#### [Input material]
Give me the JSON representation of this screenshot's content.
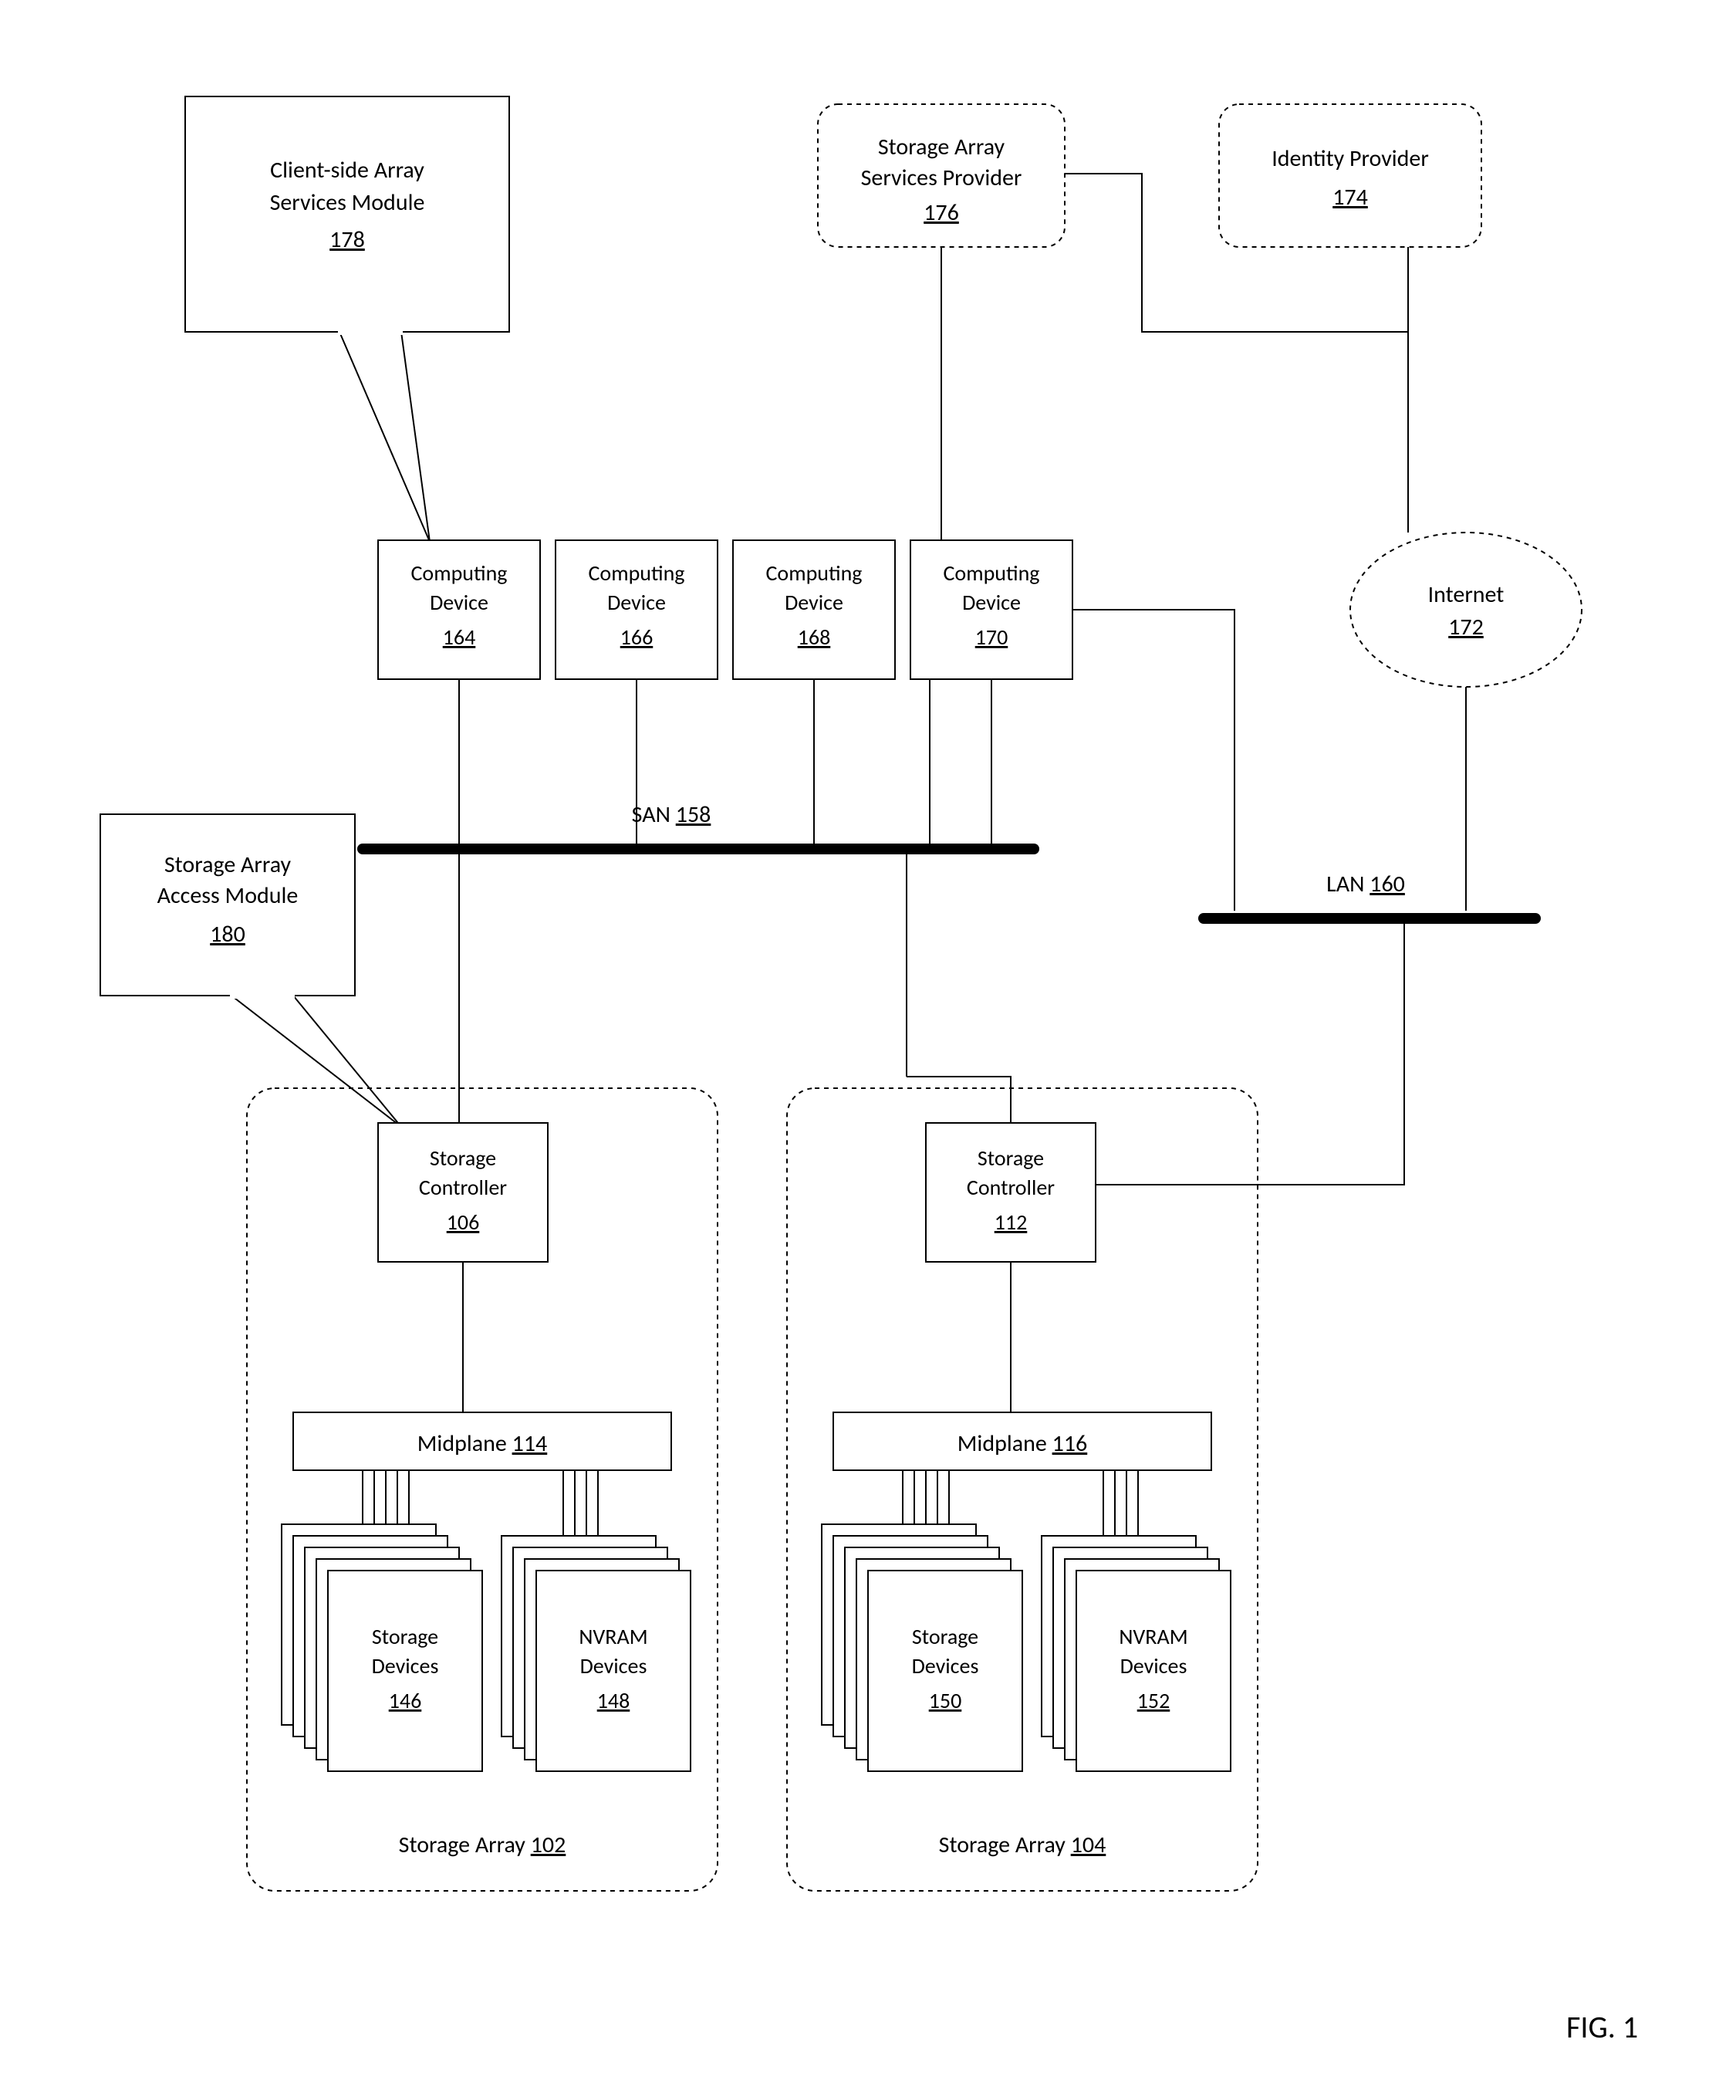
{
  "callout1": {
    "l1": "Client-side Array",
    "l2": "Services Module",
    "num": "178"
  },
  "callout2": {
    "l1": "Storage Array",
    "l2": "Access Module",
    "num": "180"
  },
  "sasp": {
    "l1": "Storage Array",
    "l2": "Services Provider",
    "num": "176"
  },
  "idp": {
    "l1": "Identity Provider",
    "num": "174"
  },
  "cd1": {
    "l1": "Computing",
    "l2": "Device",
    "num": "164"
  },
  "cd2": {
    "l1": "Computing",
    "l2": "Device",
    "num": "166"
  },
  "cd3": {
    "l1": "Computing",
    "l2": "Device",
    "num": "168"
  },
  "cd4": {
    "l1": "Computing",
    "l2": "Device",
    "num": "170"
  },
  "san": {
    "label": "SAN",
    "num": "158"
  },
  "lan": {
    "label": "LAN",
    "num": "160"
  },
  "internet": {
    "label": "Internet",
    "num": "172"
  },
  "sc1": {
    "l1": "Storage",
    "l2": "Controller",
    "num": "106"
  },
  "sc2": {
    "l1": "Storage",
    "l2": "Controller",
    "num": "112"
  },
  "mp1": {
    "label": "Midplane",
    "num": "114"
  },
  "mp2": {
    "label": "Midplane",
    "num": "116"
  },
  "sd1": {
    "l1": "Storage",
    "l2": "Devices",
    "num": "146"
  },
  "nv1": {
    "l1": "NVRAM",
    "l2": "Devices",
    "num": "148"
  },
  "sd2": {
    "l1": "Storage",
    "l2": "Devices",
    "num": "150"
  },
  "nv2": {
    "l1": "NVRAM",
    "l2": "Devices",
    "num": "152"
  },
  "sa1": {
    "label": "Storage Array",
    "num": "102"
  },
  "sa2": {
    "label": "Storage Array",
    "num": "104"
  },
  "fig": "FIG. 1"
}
* * *
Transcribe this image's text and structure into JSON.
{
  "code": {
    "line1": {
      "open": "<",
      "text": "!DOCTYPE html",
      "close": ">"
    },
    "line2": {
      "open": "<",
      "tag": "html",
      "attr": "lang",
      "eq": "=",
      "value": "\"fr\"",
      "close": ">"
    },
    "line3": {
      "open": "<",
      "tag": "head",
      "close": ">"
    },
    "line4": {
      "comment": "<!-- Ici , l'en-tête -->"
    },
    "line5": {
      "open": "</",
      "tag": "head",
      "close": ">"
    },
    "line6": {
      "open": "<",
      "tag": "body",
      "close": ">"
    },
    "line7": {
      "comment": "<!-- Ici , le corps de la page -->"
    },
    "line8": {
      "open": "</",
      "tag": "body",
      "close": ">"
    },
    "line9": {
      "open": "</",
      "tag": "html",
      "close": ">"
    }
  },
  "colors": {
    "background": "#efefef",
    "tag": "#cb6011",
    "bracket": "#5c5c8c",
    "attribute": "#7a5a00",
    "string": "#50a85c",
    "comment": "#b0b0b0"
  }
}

#### [Problem to solve]
Identify and copy all lines with the word "label".

#### [Answer in full]
    "label": "SAN",
    "label": "LAN",
    "label": "Internet",
    "label": "Midplane",
    "label": "Midplane",
    "label": "Storage Array",
    "label": "Storage Array",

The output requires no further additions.